Entries shown:
──────────
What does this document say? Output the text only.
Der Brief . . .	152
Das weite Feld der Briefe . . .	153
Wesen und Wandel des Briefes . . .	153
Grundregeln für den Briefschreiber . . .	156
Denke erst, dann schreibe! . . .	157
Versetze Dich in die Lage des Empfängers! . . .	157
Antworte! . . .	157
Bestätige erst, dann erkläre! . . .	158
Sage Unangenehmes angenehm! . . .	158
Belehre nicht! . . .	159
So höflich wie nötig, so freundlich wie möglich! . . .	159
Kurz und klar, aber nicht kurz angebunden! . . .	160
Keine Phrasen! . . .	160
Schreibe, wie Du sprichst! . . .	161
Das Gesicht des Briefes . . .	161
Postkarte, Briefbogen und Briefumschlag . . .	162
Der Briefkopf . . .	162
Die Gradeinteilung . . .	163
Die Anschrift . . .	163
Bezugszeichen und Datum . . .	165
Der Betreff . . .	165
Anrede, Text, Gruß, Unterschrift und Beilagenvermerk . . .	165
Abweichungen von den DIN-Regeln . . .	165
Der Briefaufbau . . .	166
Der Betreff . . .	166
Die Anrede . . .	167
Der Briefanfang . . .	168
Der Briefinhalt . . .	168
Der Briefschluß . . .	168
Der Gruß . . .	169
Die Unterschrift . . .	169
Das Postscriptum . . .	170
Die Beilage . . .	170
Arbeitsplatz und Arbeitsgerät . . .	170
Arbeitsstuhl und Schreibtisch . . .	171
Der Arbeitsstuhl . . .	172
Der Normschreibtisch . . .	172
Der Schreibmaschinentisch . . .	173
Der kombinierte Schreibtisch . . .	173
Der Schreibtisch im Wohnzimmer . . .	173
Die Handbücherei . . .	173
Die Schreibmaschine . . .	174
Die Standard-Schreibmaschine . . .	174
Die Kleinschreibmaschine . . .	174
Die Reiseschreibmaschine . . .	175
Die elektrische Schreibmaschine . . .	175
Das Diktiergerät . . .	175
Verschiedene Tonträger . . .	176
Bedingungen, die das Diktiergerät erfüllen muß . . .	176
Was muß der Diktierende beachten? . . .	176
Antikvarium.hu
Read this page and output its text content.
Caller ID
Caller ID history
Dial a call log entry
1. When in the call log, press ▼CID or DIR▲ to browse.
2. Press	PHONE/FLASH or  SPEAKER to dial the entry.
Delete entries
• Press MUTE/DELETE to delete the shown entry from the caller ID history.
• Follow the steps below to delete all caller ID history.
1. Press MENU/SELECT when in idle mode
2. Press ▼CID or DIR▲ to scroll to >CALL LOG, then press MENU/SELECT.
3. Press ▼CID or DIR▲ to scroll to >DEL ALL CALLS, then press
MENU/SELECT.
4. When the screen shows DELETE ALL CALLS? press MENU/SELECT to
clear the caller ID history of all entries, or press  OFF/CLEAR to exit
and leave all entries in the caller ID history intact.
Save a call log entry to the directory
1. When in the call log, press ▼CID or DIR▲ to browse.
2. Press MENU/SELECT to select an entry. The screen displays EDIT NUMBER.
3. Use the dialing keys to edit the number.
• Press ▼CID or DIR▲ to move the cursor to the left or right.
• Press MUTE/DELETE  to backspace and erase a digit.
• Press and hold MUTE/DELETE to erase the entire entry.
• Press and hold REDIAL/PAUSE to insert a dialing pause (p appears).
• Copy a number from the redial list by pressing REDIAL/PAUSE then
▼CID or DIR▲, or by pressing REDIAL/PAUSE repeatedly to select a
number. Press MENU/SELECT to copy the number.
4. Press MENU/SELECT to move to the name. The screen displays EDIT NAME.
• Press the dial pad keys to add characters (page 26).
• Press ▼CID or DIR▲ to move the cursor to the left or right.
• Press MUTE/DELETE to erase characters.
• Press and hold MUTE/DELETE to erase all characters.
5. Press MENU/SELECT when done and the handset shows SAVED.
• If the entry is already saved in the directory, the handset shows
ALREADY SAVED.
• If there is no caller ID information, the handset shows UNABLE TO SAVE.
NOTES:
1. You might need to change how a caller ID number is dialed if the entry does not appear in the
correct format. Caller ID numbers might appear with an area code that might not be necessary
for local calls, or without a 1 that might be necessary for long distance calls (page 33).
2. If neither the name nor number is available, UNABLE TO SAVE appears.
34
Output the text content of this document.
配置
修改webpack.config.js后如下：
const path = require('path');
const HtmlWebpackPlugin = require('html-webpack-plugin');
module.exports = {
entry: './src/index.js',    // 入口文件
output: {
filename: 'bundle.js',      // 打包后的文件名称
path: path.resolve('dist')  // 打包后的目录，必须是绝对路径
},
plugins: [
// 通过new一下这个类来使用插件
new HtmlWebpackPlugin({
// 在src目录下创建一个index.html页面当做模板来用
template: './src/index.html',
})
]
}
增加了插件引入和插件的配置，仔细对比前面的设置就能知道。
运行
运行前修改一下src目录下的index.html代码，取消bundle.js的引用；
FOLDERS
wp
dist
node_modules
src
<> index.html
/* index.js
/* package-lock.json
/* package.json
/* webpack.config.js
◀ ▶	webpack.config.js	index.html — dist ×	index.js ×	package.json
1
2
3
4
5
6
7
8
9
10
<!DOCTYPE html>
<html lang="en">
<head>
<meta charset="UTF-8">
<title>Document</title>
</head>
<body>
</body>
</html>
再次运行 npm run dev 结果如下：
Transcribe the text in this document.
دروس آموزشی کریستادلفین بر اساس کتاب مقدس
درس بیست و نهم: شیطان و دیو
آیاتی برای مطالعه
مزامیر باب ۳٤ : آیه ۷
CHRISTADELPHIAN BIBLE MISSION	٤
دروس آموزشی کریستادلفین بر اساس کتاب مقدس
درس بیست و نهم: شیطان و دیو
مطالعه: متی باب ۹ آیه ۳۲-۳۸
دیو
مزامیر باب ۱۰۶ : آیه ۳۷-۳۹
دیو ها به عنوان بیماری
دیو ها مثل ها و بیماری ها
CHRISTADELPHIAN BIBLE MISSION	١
──────────
Problem to work on: Go over the data above and copy every line that has the word "Diktiergerät" in it.

The result:
Das Diktiergerät . . .	175
Bedingungen, die das Diktiergerät erfüllen muß . . .	176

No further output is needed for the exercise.